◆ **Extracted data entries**
• • • • • • •

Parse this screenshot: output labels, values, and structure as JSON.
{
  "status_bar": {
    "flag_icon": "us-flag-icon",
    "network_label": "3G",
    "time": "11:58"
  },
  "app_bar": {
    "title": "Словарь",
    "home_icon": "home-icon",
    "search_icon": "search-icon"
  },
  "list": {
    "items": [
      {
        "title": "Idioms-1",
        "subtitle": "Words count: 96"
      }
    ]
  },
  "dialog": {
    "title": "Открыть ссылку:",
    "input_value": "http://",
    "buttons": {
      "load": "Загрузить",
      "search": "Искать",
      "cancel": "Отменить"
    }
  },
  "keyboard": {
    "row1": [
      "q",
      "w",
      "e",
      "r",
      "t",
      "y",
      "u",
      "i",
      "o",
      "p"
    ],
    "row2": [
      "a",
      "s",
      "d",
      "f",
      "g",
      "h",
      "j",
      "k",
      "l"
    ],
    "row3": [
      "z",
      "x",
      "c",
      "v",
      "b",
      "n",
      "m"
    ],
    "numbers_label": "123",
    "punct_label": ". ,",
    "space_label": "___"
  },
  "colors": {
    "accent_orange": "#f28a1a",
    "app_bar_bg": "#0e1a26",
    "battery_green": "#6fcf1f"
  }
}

• • • • • • •

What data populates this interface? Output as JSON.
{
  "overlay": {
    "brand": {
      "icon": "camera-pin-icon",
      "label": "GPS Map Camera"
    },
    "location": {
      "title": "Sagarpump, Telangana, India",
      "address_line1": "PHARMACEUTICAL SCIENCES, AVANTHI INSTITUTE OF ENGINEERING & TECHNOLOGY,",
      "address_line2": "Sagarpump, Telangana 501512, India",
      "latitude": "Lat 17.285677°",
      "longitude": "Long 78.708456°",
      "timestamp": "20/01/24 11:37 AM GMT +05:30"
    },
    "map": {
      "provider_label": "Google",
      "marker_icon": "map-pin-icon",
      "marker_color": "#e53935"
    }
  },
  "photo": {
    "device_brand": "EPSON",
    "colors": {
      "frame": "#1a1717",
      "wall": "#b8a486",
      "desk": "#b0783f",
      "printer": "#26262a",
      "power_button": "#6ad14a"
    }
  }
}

• • • • • • •

Locate the word "India" in the data above. Copy every line carrying it.

◆ **ANSWER TO THIS EXERCISE**
      "title": "Sagarpump, Telangana, India",
      "address_line2": "Sagarpump, Telangana 501512, India",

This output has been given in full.